[Saved data entries]
==============================

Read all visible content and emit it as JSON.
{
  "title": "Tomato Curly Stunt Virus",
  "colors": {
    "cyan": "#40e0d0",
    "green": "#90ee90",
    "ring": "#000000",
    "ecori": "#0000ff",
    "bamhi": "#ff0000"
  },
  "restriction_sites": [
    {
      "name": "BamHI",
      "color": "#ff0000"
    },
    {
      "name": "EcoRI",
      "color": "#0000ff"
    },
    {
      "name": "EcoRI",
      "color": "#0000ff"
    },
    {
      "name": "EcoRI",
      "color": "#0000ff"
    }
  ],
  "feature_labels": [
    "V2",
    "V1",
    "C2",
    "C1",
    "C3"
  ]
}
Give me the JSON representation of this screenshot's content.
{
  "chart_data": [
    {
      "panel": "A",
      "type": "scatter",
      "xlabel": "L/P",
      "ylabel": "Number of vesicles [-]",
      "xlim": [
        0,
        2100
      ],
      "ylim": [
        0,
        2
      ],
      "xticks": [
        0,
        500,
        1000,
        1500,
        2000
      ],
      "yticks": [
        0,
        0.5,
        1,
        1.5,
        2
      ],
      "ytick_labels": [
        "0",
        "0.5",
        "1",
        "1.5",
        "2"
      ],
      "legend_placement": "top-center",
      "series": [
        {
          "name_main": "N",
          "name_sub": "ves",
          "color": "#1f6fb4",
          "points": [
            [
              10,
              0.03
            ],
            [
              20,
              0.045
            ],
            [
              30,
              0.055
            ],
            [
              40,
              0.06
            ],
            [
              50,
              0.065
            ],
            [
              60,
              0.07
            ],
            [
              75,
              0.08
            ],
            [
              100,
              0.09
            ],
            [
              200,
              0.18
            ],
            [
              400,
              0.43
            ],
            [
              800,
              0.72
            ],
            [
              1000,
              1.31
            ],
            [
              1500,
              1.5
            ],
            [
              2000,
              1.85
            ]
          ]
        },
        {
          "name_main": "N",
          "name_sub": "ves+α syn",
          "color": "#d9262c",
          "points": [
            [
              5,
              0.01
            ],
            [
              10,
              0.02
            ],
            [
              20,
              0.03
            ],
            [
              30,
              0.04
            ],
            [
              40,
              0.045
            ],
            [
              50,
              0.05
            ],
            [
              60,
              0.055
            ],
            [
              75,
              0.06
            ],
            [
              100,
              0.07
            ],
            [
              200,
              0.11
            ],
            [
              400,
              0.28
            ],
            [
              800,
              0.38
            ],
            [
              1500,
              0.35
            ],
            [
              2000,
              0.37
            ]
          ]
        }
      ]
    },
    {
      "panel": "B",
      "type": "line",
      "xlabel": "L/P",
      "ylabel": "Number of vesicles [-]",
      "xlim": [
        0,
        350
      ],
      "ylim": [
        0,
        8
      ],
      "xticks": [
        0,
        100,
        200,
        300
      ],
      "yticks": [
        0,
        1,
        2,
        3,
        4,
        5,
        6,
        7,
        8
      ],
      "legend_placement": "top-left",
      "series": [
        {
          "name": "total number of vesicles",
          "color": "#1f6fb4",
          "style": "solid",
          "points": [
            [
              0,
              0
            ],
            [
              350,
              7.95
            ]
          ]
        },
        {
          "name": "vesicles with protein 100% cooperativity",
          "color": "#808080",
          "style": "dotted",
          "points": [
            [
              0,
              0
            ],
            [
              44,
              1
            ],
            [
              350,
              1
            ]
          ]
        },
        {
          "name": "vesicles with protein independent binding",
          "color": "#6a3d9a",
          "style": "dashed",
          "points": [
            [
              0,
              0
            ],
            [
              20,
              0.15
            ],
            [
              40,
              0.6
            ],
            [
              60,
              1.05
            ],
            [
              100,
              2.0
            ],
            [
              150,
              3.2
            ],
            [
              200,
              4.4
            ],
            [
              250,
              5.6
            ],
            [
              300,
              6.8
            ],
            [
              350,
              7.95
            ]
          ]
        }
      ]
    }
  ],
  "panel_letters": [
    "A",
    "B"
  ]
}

==============================

DIRECTIONS FOR THIS TASK: Copy out all of the data exactly, leaving nothing out.

PROBLEM SOLUTION:
Read all visible content and emit it as JSON.
{
  "title": "Tomato Curly Stunt Virus",
  "colors": {
    "cyan": "#40e0d0",
    "green": "#90ee90",
    "ring": "#000000",
    "ecori": "#0000ff",
    "bamhi": "#ff0000"
  },
  "restriction_sites": [
    {
      "name": "BamHI",
      "color": "#ff0000"
    },
    {
      "name": "EcoRI",
      "color": "#0000ff"
    },
    {
      "name": "EcoRI",
      "color": "#0000ff"
    },
    {
      "name": "EcoRI",
      "color": "#0000ff"
    }
  ],
  "feature_labels": [
    "V2",
    "V1",
    "C2",
    "C1",
    "C3"
  ]
}
Give me the JSON representation of this screenshot's content.
{
  "chart_data": [
    {
      "panel": "A",
      "type": "scatter",
      "xlabel": "L/P",
      "ylabel": "Number of vesicles [-]",
      "xlim": [
        0,
        2100
      ],
      "ylim": [
        0,
        2
      ],
      "xticks": [
        0,
        500,
        1000,
        1500,
        2000
      ],
      "yticks": [
        0,
        0.5,
        1,
        1.5,
        2
      ],
      "ytick_labels": [
        "0",
        "0.5",
        "1",
        "1.5",
        "2"
      ],
      "legend_placement": "top-center",
      "series": [
        {
          "name_main": "N",
          "name_sub": "ves",
          "color": "#1f6fb4",
          "points": [
            [
              10,
              0.03
            ],
            [
              20,
              0.045
            ],
            [
              30,
              0.055
            ],
            [
              40,
              0.06
            ],
            [
              50,
              0.065
            ],
            [
              60,
              0.07
            ],
            [
              75,
              0.08
            ],
            [
              100,
              0.09
            ],
            [
              200,
              0.18
            ],
            [
              400,
              0.43
            ],
            [
              800,
              0.72
            ],
            [
              1000,
              1.31
            ],
            [
              1500,
              1.5
            ],
            [
              2000,
              1.85
            ]
          ]
        },
        {
          "name_main": "N",
          "name_sub": "ves+α syn",
          "color": "#d9262c",
          "points": [
            [
              5,
              0.01
            ],
            [
              10,
              0.02
            ],
            [
              20,
              0.03
            ],
            [
              30,
              0.04
            ],
            [
              40,
              0.045
            ],
            [
              50,
              0.05
            ],
            [
              60,
              0.055
            ],
            [
              75,
              0.06
            ],
            [
              100,
              0.07
            ],
            [
              200,
              0.11
            ],
            [
              400,
              0.28
            ],
            [
              800,
              0.38
            ],
            [
              1500,
              0.35
            ],
            [
              2000,
              0.37
            ]
          ]
        }
      ]
    },
    {
      "panel": "B",
      "type": "line",
      "xlabel": "L/P",
      "ylabel": "Number of vesicles [-]",
      "xlim": [
        0,
        350
      ],
      "ylim": [
        0,
        8
      ],
      "xticks": [
        0,
        100,
        200,
        300
      ],
      "yticks": [
        0,
        1,
        2,
        3,
        4,
        5,
        6,
        7,
        8
      ],
      "legend_placement": "top-left",
      "series": [
        {
          "name": "total number of vesicles",
          "color": "#1f6fb4",
          "style": "solid",
          "points": [
            [
              0,
              0
            ],
            [
              350,
              7.95
            ]
          ]
        },
        {
          "name": "vesicles with protein 100% cooperativity",
          "color": "#808080",
          "style": "dotted",
          "points": [
            [
              0,
              0
            ],
            [
              44,
              1
            ],
            [
              350,
              1
            ]
          ]
        },
        {
          "name": "vesicles with protein independent binding",
          "color": "#6a3d9a",
          "style": "dashed",
          "points": [
            [
              0,
              0
            ],
            [
              20,
              0.15
            ],
            [
              40,
              0.6
            ],
            [
              60,
              1.05
            ],
            [
              100,
              2.0
            ],
            [
              150,
              3.2
            ],
            [
              200,
              4.4
            ],
            [
              250,
              5.6
            ],
            [
              300,
              6.8
            ],
            [
              350,
              7.95
            ]
          ]
        }
      ]
    }
  ],
  "panel_letters": [
    "A",
    "B"
  ]
}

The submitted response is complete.